| THE TASK |
Find the word "appears" in the records below. List each line containing it.

════════

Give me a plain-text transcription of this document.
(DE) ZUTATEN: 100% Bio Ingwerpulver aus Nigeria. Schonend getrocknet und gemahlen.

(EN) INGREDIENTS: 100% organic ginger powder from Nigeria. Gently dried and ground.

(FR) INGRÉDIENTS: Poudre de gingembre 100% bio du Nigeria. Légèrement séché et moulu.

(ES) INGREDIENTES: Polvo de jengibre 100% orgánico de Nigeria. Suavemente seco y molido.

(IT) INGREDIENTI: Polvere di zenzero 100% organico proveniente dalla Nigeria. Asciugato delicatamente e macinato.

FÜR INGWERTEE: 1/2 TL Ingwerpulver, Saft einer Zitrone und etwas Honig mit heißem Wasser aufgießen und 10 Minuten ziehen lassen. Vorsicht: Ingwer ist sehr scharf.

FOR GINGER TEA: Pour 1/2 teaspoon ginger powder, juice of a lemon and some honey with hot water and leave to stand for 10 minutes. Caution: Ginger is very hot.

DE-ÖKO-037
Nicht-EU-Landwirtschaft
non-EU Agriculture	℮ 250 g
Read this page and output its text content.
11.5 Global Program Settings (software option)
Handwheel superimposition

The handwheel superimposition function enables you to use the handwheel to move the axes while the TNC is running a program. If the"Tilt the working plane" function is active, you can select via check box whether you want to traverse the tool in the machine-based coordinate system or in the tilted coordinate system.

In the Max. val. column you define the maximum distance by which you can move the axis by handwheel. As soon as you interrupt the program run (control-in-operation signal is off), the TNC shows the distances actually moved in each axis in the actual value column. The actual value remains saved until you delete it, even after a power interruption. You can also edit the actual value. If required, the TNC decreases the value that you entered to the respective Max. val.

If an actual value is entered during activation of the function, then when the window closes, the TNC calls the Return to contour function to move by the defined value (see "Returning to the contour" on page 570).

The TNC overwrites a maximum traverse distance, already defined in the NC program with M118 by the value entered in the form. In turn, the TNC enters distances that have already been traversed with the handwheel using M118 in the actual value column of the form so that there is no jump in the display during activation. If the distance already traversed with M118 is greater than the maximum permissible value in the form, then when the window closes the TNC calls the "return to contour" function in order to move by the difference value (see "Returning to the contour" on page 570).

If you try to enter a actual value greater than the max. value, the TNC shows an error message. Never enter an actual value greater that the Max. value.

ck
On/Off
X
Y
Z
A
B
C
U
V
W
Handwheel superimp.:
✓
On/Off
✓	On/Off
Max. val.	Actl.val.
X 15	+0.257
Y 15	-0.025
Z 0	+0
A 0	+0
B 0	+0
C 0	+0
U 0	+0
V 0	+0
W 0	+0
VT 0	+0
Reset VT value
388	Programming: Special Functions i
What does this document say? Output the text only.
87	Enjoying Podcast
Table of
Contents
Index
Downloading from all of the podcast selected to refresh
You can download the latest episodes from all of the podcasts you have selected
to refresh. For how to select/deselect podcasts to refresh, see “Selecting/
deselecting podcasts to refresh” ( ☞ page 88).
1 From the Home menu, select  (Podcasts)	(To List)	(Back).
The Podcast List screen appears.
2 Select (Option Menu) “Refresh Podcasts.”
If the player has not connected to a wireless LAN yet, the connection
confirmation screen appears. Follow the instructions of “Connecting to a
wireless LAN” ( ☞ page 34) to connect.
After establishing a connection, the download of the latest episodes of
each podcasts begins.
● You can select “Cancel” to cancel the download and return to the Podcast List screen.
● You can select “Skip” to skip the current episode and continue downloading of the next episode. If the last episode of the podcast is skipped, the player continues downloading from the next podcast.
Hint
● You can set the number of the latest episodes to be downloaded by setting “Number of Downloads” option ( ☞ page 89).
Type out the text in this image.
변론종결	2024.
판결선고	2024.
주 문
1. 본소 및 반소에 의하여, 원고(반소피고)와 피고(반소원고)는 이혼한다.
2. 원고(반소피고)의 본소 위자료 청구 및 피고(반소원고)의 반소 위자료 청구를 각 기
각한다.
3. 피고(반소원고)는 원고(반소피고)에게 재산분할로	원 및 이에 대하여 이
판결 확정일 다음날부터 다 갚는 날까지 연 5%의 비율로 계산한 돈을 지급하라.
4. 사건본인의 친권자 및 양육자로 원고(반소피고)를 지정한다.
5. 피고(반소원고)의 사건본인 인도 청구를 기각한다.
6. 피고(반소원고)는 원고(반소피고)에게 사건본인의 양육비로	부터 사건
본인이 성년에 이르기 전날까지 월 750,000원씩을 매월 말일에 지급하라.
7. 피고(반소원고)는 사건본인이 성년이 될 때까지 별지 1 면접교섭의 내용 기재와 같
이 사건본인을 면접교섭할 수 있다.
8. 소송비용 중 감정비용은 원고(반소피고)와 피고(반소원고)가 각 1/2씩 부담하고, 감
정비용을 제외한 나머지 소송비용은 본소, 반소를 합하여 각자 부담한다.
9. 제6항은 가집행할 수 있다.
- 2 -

════════

| OUTPUT FOR THIS EXERCISE |
The Podcast List screen appears.
confirmation screen appears. Follow the instructions of “Connecting to a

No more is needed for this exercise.